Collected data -

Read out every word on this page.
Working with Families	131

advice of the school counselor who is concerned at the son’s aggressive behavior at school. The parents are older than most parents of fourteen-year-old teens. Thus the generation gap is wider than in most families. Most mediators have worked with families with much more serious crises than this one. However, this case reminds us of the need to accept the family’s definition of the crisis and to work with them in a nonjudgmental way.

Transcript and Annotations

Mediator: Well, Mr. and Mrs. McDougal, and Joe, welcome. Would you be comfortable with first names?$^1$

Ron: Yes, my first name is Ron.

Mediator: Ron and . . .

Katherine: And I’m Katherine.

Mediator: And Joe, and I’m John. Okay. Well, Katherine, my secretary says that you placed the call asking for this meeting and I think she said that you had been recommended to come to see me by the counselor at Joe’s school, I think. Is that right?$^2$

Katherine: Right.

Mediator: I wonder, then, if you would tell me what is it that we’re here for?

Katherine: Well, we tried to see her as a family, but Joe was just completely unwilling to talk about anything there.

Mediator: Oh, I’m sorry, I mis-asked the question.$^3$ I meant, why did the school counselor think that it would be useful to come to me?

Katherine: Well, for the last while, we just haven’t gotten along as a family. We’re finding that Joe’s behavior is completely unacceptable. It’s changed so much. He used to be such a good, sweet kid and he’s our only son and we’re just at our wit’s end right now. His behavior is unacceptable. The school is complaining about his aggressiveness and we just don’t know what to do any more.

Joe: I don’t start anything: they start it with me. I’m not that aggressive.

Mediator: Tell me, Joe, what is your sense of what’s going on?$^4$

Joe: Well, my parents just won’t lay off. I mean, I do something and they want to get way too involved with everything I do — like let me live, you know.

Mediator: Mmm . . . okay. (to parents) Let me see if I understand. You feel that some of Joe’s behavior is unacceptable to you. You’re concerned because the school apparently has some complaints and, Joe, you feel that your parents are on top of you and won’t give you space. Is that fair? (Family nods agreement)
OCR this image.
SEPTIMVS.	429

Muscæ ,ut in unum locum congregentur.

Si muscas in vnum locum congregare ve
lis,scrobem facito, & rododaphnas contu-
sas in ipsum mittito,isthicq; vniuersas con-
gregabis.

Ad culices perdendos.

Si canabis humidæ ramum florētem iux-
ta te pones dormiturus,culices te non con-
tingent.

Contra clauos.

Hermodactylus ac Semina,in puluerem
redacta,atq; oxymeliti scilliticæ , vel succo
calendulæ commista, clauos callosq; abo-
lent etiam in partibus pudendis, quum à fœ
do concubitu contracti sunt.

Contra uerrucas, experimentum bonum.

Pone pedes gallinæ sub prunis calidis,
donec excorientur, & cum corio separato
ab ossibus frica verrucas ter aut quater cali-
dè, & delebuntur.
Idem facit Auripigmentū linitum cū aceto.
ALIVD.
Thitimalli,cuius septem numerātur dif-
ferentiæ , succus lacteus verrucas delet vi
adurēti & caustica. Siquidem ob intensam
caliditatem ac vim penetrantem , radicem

Objective - Pick out each line in the material containing "unacceptable".

Complete response -
Katherine: Well, for the last while, we just haven’t gotten along as a family. We’re finding that Joe’s behavior is completely unacceptable. It’s changed so much. He used to be such a good, sweet kid and he’s our only son and we’re just at our wit’s end right now. His behavior is unacceptable. The school is complaining about his aggressiveness and we just don’t know what to do any more.
Mediator: Mmm . . . okay. (to parents) Let me see if I understand. You feel that some of Joe’s behavior is unacceptable to you. You’re concerned because the school apparently has some complaints and, Joe, you feel that your parents are on top of you and won’t give you space. Is that fair? (Family nods agreement)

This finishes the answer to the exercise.